DATA EXCERPTS:
---*---

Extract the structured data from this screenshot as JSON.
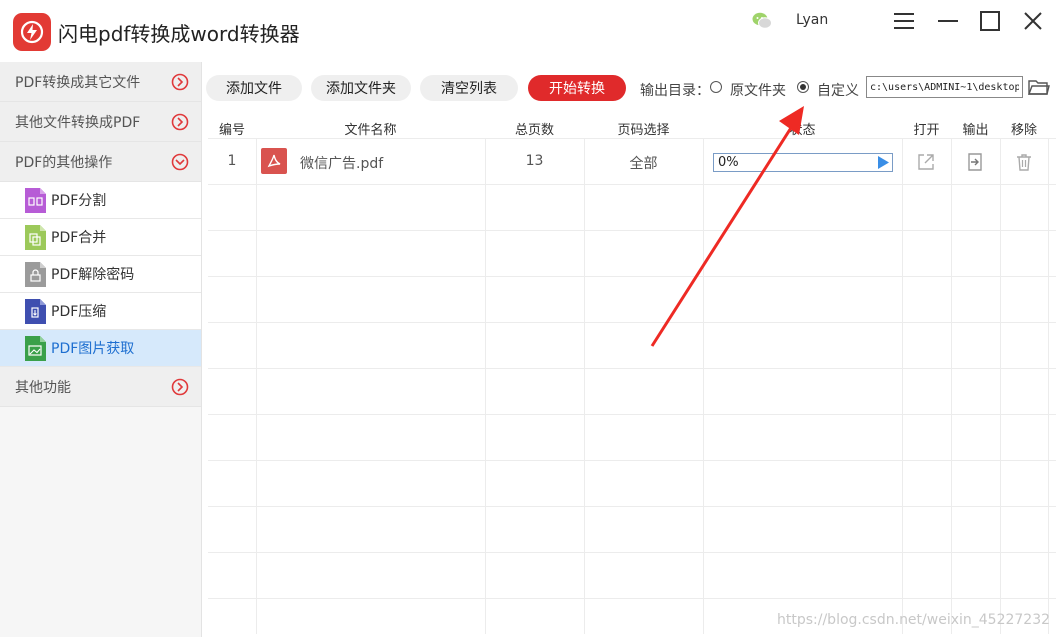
{
  "app": {
    "title": "闪电pdf转换成word转换器"
  },
  "user": {
    "name": "Lyan"
  },
  "sidebar": {
    "categories": [
      {
        "label": "PDF转换成其它文件"
      },
      {
        "label": "其他文件转换成PDF"
      },
      {
        "label": "PDF的其他操作"
      },
      {
        "label": "其他功能"
      }
    ],
    "sub_items": [
      {
        "label": "PDF分割",
        "icon": "pdf-split-icon",
        "color": "#b75cd6"
      },
      {
        "label": "PDF合并",
        "icon": "pdf-merge-icon",
        "color": "#9cc95a"
      },
      {
        "label": "PDF解除密码",
        "icon": "pdf-unlock-icon",
        "color": "#9b9b9b"
      },
      {
        "label": "PDF压缩",
        "icon": "pdf-compress-icon",
        "color": "#3f4fb0"
      },
      {
        "label": "PDF图片获取",
        "icon": "pdf-image-icon",
        "color": "#3aa04a"
      }
    ],
    "active_item": "PDF图片获取"
  },
  "toolbar": {
    "add_file": "添加文件",
    "add_folder": "添加文件夹",
    "clear_list": "清空列表",
    "start_convert": "开始转换",
    "output_label": "输出目录：",
    "option_original": "原文件夹",
    "option_custom": "自定义",
    "selected_option": "自定义",
    "path_value": "c:\\users\\ADMINI~1\\desktop"
  },
  "table": {
    "headers": {
      "num": "编号",
      "name": "文件名称",
      "pages": "总页数",
      "page_select": "页码选择",
      "status": "状态",
      "open": "打开",
      "output": "输出",
      "remove": "移除"
    },
    "rows": [
      {
        "num": "1",
        "name": "微信广告.pdf",
        "pages": "13",
        "page_select": "全部",
        "progress": "0%",
        "progress_value": 0
      }
    ]
  },
  "colors": {
    "accent_red": "#e02a2b",
    "active_blue": "#1e6fd0",
    "annotation_arrow": "#ee2a24"
  },
  "watermark": "https://blog.csdn.net/weixin_45227232"
}
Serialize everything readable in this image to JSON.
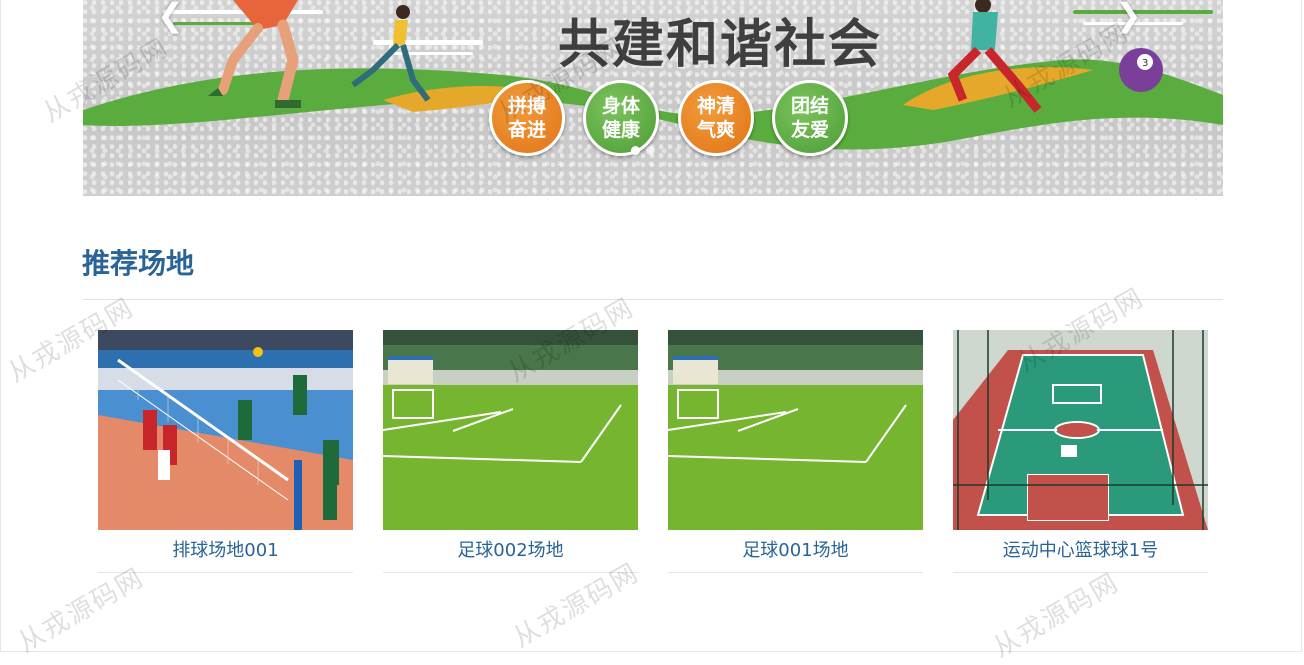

---*---

AIM OF THE TASK: Your copy should repeat each entry above exactly but contain no pictures.

REPLY TO THE TASK:
Extract the structured data from this screenshot as JSON.
{
  "app": {
    "title": "闪电pdf转换成word转换器"
  },
  "user": {
    "name": "Lyan"
  },
  "sidebar": {
    "categories": [
      {
        "label": "PDF转换成其它文件"
      },
      {
        "label": "其他文件转换成PDF"
      },
      {
        "label": "PDF的其他操作"
      },
      {
        "label": "其他功能"
      }
    ],
    "sub_items": [
      {
        "label": "PDF分割",
        "icon": "pdf-split-icon",
        "color": "#b75cd6"
      },
      {
        "label": "PDF合并",
        "icon": "pdf-merge-icon",
        "color": "#9cc95a"
      },
      {
        "label": "PDF解除密码",
        "icon": "pdf-unlock-icon",
        "color": "#9b9b9b"
      },
      {
        "label": "PDF压缩",
        "icon": "pdf-compress-icon",
        "color": "#3f4fb0"
      },
      {
        "label": "PDF图片获取",
        "icon": "pdf-image-icon",
        "color": "#3aa04a"
      }
    ],
    "active_item": "PDF图片获取"
  },
  "toolbar": {
    "add_file": "添加文件",
    "add_folder": "添加文件夹",
    "clear_list": "清空列表",
    "start_convert": "开始转换",
    "output_label": "输出目录：",
    "option_original": "原文件夹",
    "option_custom": "自定义",
    "selected_option": "自定义",
    "path_value": "c:\\users\\ADMINI~1\\desktop"
  },
  "table": {
    "headers": {
      "num": "编号",
      "name": "文件名称",
      "pages": "总页数",
      "page_select": "页码选择",
      "status": "状态",
      "open": "打开",
      "output": "输出",
      "remove": "移除"
    },
    "rows": [
      {
        "num": "1",
        "name": "微信广告.pdf",
        "pages": "13",
        "page_select": "全部",
        "progress": "0%",
        "progress_value": 0
      }
    ]
  },
  "colors": {
    "accent_red": "#e02a2b",
    "active_blue": "#1e6fd0",
    "annotation_arrow": "#ee2a24"
  },
  "watermark": "https://blog.csdn.net/weixin_45227232"
}
Serialize everything readable in this image to JSON.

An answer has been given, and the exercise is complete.